The problem
Render the material again word for word, skipping the pictures in it.

Input rows
%%

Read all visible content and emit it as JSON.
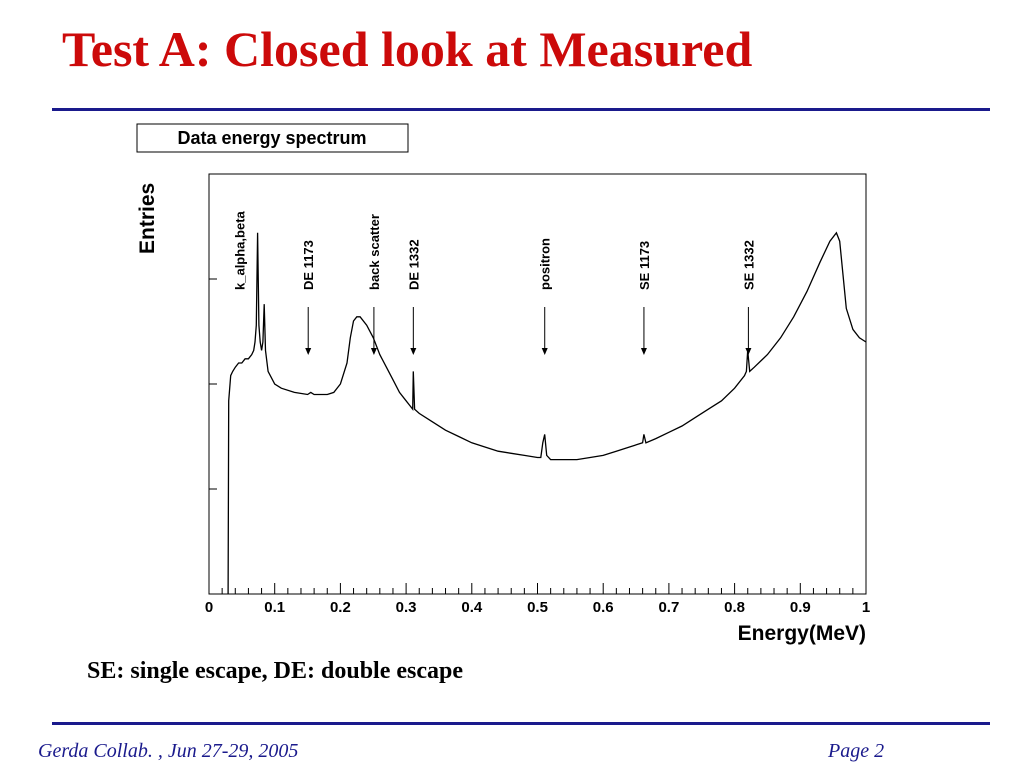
{
  "slide": {
    "title": "Test A: Closed look at Measured",
    "subtitle": "SE: single escape, DE: double escape",
    "footer_left": "Gerda Collab. , Jun 27-29, 2005",
    "footer_right": "Page 2"
  },
  "colors": {
    "title": "#cc0a0a",
    "rule": "#1a1a8c",
    "plot_line": "#000000"
  },
  "chart_data": {
    "type": "line",
    "title": "Data energy spectrum",
    "xlabel": "Energy(MeV)",
    "ylabel": "Entries",
    "xlim": [
      0,
      1
    ],
    "ylim": [
      0,
      100
    ],
    "y_tick_labels_shown": false,
    "x_ticks": [
      "0",
      "0.1",
      "0.2",
      "0.3",
      "0.4",
      "0.5",
      "0.6",
      "0.7",
      "0.8",
      "0.9",
      "1"
    ],
    "grid": false,
    "series": [
      {
        "points": [
          [
            0.029,
            0
          ],
          [
            0.03,
            46
          ],
          [
            0.033,
            52
          ],
          [
            0.036,
            53
          ],
          [
            0.04,
            54
          ],
          [
            0.045,
            55
          ],
          [
            0.05,
            55
          ],
          [
            0.055,
            56
          ],
          [
            0.06,
            56
          ],
          [
            0.065,
            57
          ],
          [
            0.068,
            58
          ],
          [
            0.07,
            60
          ],
          [
            0.072,
            64
          ],
          [
            0.074,
            86
          ],
          [
            0.076,
            64
          ],
          [
            0.078,
            60
          ],
          [
            0.08,
            58
          ],
          [
            0.082,
            60
          ],
          [
            0.084,
            69
          ],
          [
            0.086,
            58
          ],
          [
            0.09,
            53
          ],
          [
            0.1,
            50
          ],
          [
            0.11,
            49
          ],
          [
            0.13,
            48
          ],
          [
            0.15,
            47.5
          ],
          [
            0.155,
            48
          ],
          [
            0.16,
            47.5
          ],
          [
            0.18,
            47.5
          ],
          [
            0.19,
            48
          ],
          [
            0.2,
            50
          ],
          [
            0.21,
            55
          ],
          [
            0.215,
            61
          ],
          [
            0.22,
            65
          ],
          [
            0.225,
            66
          ],
          [
            0.23,
            66
          ],
          [
            0.24,
            64
          ],
          [
            0.25,
            61
          ],
          [
            0.26,
            57
          ],
          [
            0.27,
            54
          ],
          [
            0.28,
            51
          ],
          [
            0.29,
            48
          ],
          [
            0.3,
            46
          ],
          [
            0.305,
            45
          ],
          [
            0.31,
            44
          ],
          [
            0.311,
            53
          ],
          [
            0.313,
            44
          ],
          [
            0.32,
            43
          ],
          [
            0.34,
            41
          ],
          [
            0.36,
            39
          ],
          [
            0.38,
            37.5
          ],
          [
            0.4,
            36
          ],
          [
            0.42,
            35
          ],
          [
            0.44,
            34
          ],
          [
            0.46,
            33.5
          ],
          [
            0.48,
            33
          ],
          [
            0.5,
            32.5
          ],
          [
            0.505,
            32.5
          ],
          [
            0.508,
            36
          ],
          [
            0.511,
            38
          ],
          [
            0.514,
            33
          ],
          [
            0.52,
            32
          ],
          [
            0.54,
            32
          ],
          [
            0.56,
            32
          ],
          [
            0.58,
            32.5
          ],
          [
            0.6,
            33
          ],
          [
            0.62,
            34
          ],
          [
            0.64,
            35
          ],
          [
            0.66,
            36
          ],
          [
            0.662,
            38
          ],
          [
            0.665,
            36
          ],
          [
            0.68,
            37
          ],
          [
            0.7,
            38.5
          ],
          [
            0.72,
            40
          ],
          [
            0.74,
            42
          ],
          [
            0.76,
            44
          ],
          [
            0.78,
            46
          ],
          [
            0.8,
            49
          ],
          [
            0.815,
            52
          ],
          [
            0.818,
            53
          ],
          [
            0.82,
            58
          ],
          [
            0.823,
            53
          ],
          [
            0.83,
            54
          ],
          [
            0.85,
            57
          ],
          [
            0.87,
            61
          ],
          [
            0.89,
            66
          ],
          [
            0.91,
            72
          ],
          [
            0.93,
            79
          ],
          [
            0.945,
            84
          ],
          [
            0.955,
            86
          ],
          [
            0.96,
            84
          ],
          [
            0.965,
            76
          ],
          [
            0.97,
            68
          ],
          [
            0.98,
            63
          ],
          [
            0.99,
            61
          ],
          [
            1.0,
            60
          ]
        ]
      }
    ],
    "annotations": [
      {
        "text": "k_alpha,beta",
        "x": 0.043,
        "arrow": false
      },
      {
        "text": "DE 1173",
        "x": 0.151,
        "arrow": true
      },
      {
        "text": "back scatter",
        "x": 0.251,
        "arrow": true
      },
      {
        "text": "DE 1332",
        "x": 0.311,
        "arrow": true
      },
      {
        "text": "positron",
        "x": 0.511,
        "arrow": true
      },
      {
        "text": "SE 1173",
        "x": 0.662,
        "arrow": true
      },
      {
        "text": "SE 1332",
        "x": 0.821,
        "arrow": true
      }
    ]
  }
}
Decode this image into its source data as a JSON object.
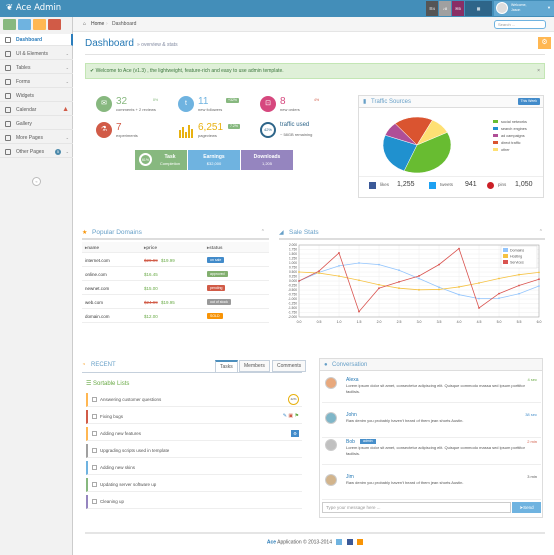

%%

Answer for this exercise
Read all visible content and emit it as JSON.
{
  "slide": {
    "title": "Test A: Closed look at Measured",
    "subtitle": "SE: single escape, DE: double escape",
    "footer_left": "Gerda Collab. , Jun 27-29, 2005",
    "footer_right": "Page 2"
  },
  "colors": {
    "title": "#cc0a0a",
    "rule": "#1a1a8c",
    "plot_line": "#000000"
  },
  "chart_data": {
    "type": "line",
    "title": "Data energy spectrum",
    "xlabel": "Energy(MeV)",
    "ylabel": "Entries",
    "xlim": [
      0,
      1
    ],
    "ylim": [
      0,
      100
    ],
    "y_tick_labels_shown": false,
    "x_ticks": [
      "0",
      "0.1",
      "0.2",
      "0.3",
      "0.4",
      "0.5",
      "0.6",
      "0.7",
      "0.8",
      "0.9",
      "1"
    ],
    "grid": false,
    "series": [
      {
        "points": [
          [
            0.029,
            0
          ],
          [
            0.03,
            46
          ],
          [
            0.033,
            52
          ],
          [
            0.036,
            53
          ],
          [
            0.04,
            54
          ],
          [
            0.045,
            55
          ],
          [
            0.05,
            55
          ],
          [
            0.055,
            56
          ],
          [
            0.06,
            56
          ],
          [
            0.065,
            57
          ],
          [
            0.068,
            58
          ],
          [
            0.07,
            60
          ],
          [
            0.072,
            64
          ],
          [
            0.074,
            86
          ],
          [
            0.076,
            64
          ],
          [
            0.078,
            60
          ],
          [
            0.08,
            58
          ],
          [
            0.082,
            60
          ],
          [
            0.084,
            69
          ],
          [
            0.086,
            58
          ],
          [
            0.09,
            53
          ],
          [
            0.1,
            50
          ],
          [
            0.11,
            49
          ],
          [
            0.13,
            48
          ],
          [
            0.15,
            47.5
          ],
          [
            0.155,
            48
          ],
          [
            0.16,
            47.5
          ],
          [
            0.18,
            47.5
          ],
          [
            0.19,
            48
          ],
          [
            0.2,
            50
          ],
          [
            0.21,
            55
          ],
          [
            0.215,
            61
          ],
          [
            0.22,
            65
          ],
          [
            0.225,
            66
          ],
          [
            0.23,
            66
          ],
          [
            0.24,
            64
          ],
          [
            0.25,
            61
          ],
          [
            0.26,
            57
          ],
          [
            0.27,
            54
          ],
          [
            0.28,
            51
          ],
          [
            0.29,
            48
          ],
          [
            0.3,
            46
          ],
          [
            0.305,
            45
          ],
          [
            0.31,
            44
          ],
          [
            0.311,
            53
          ],
          [
            0.313,
            44
          ],
          [
            0.32,
            43
          ],
          [
            0.34,
            41
          ],
          [
            0.36,
            39
          ],
          [
            0.38,
            37.5
          ],
          [
            0.4,
            36
          ],
          [
            0.42,
            35
          ],
          [
            0.44,
            34
          ],
          [
            0.46,
            33.5
          ],
          [
            0.48,
            33
          ],
          [
            0.5,
            32.5
          ],
          [
            0.505,
            32.5
          ],
          [
            0.508,
            36
          ],
          [
            0.511,
            38
          ],
          [
            0.514,
            33
          ],
          [
            0.52,
            32
          ],
          [
            0.54,
            32
          ],
          [
            0.56,
            32
          ],
          [
            0.58,
            32.5
          ],
          [
            0.6,
            33
          ],
          [
            0.62,
            34
          ],
          [
            0.64,
            35
          ],
          [
            0.66,
            36
          ],
          [
            0.662,
            38
          ],
          [
            0.665,
            36
          ],
          [
            0.68,
            37
          ],
          [
            0.7,
            38.5
          ],
          [
            0.72,
            40
          ],
          [
            0.74,
            42
          ],
          [
            0.76,
            44
          ],
          [
            0.78,
            46
          ],
          [
            0.8,
            49
          ],
          [
            0.815,
            52
          ],
          [
            0.818,
            53
          ],
          [
            0.82,
            58
          ],
          [
            0.823,
            53
          ],
          [
            0.83,
            54
          ],
          [
            0.85,
            57
          ],
          [
            0.87,
            61
          ],
          [
            0.89,
            66
          ],
          [
            0.91,
            72
          ],
          [
            0.93,
            79
          ],
          [
            0.945,
            84
          ],
          [
            0.955,
            86
          ],
          [
            0.96,
            84
          ],
          [
            0.965,
            76
          ],
          [
            0.97,
            68
          ],
          [
            0.98,
            63
          ],
          [
            0.99,
            61
          ],
          [
            1.0,
            60
          ]
        ]
      }
    ],
    "annotations": [
      {
        "text": "k_alpha,beta",
        "x": 0.043,
        "arrow": false
      },
      {
        "text": "DE 1173",
        "x": 0.151,
        "arrow": true
      },
      {
        "text": "back scatter",
        "x": 0.251,
        "arrow": true
      },
      {
        "text": "DE 1332",
        "x": 0.311,
        "arrow": true
      },
      {
        "text": "positron",
        "x": 0.511,
        "arrow": true
      },
      {
        "text": "SE 1173",
        "x": 0.662,
        "arrow": true
      },
      {
        "text": "SE 1332",
        "x": 0.821,
        "arrow": true
      }
    ]
  }
}
Decode this image into its source data as a JSON object.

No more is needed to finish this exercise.